EXERCISE DIRECTIONS: Go through the listing below and gather every line with the word "Bouquemaison".

━━━━━ SUPPLIED DATA

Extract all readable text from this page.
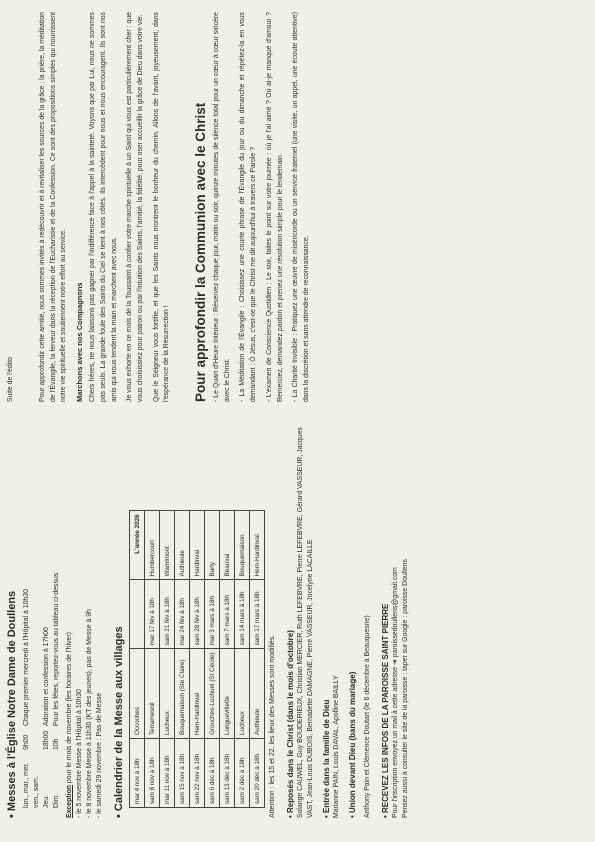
• Messes à l'Église Notre Dame de Doullens lun., mar., mer.
9h00
Chaque premier mercredi à l'Hôpital à 10h30
ven., sam. Jeu.
18h00
Adoration et confession à 17h00
Dim.
10h
Pour les fêtes, reportez-vous au tableau ci-dessus

Exception pour le mois de novembre (les horaires de l'hiver) - le 5 novembre Messe à l'Hôpital à 10h30 - le 8 novembre Messe à 11h30 (KT des jeunes), pas de Messe à 9h - le samedi 29 novembre : Pas de Messe • Calendrier de la Messe aux villages mar 4 nov à 18h	Occoches		L'année 2026
sam 8 nov à 18h	Terramesnil	mar 17 fév à 18h	Humbercourt
mar 11 nov à 18h	Lucheux	sam 21 fév à 18h	Warnimont
sam 15 nov à 18h	Bouquemaison (Ste Claire)	mar 24 fév à 18h	Authieule
sam 22 nov à 18h	Hem-Hardinval	sam 28 fév à 18h	Hardinval
sam 6 déc à 18h	Grouches-Luchuel (St Cécile)	mar 3 mars à 18h	Barly
sam 13 déc à 18h	Longuevillette	sam 7 mars à 18h	Beauval
sam 2 déc à 18h	Lucheux	sam 14 mars à 18h	Bouquemaison
sam 20 déc à 18h	Authieule	sam 17 mars à 18h	Hem-Hardinval
Attention : les 15 et 22, les lieux des Messes sont modifiés. • Reposés dans le Christ (dans le mois d'octobre) Solange CAUWEL, Guy BOUDERIEUX, Christian MERCIER, Ruth LEFEBVRE, Pierre LEFEBVRE, Gérard VASSEUR, Jacques VAST, Jean-Louis DUBOIS, Bernadette DAMAGNE, Pierre VASSEUR, Jocelyne LACAILLE • Entrée dans la famille de Dieu Marianne PAIN, Louis DAVAL, Apolline BAILLY • Union devant Dieu (bans du mariage) Anthony Pain et Clémence Doutart (le 6 décembre à Beauquesne) • RECEVEZ LES INFOS DE LA PAROISSE SAINT PIERRE Pour l'inscription envoyez un mail à cette adresse ➜ paroissedoullens@gmail.com Pensez aussi à consulter le site de la paroisse : taper sur Google : paroisse Doullens

Suite de l'édito	Pour approfondir cette amitié, nous sommes invités à redécouvrir et à revitaliser les sources de la grâce : la prière, la méditation de l'Évangile, la ferveur dans la réception de l'Eucharistie et de la Confession. Ce sont des propositions simples qui nourrissent notre vie spirituelle et soutiennent notre effort au service.	Marchons avec nos Compagnons Chers frères, ne nous laissons pas gagner par l'indifférence face à l'appel à la sainteté. Voyons que par Lui, nous ne sommes pas seuls. La grande foule des Saints du Ciel se tient à nos côtés. Ils intercèdent pour nous et nous encouragent. Ils sont nos amis qui nous tendent la main et marchent avec nous.	Je vous exhorte en ce mois de la Toussaint à confier votre marche spirituelle à un Saint qui vous est particulièrement cher : que vous choisissiez pour patron ou par l'intuition des Saints, l'amitié, la fidélité, pour oser accueillir la grâce de Dieu dans votre vie.	Que le Seigneur vous fortifie, et que les Saints nous montrent le bonheur du chemin. Allons de l'avant, joyeusement, dans l'espérance de la Résurrection ! Pour approfondir la Communion avec le Christ - Le Quart d'Heure Intérieur : Réservez chaque jour, matin ou soir, quinze minutes de silence total pour un cœur à cœur sincère avec le Christ.	- La Méditation de l'Évangile : Choisissez une courte phrase de l'Évangile du jour ou du dimanche et répétez-la en vous demandant : Ô Jésus, c'est-ce que le Christ me dit aujourd'hui à travers ce Parole ?	- L'examen de Conscience Quotidien : Le soir, faites le point sur votre journée : où je l'ai aimé ? Où ai-je manqué d'amour ? Remerciez, demandez pardon et prenez une résolution simple pour le lendemain.	- La Charité Invisible : Pratiquez une œuvre de miséricorde ou un service fraternel (une visite, un appel, une écoute attentive) dans la discrétion et sans attendre de reconnaissance.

━━━━━━━━━━

FULL ANSWER:
sam 15 nov à 18h	Bouquemaison (Ste Claire)	mar 24 fév à 18h	Authieule
sam 2 déc à 18h	Lucheux	sam 14 mars à 18h	Bouquemaison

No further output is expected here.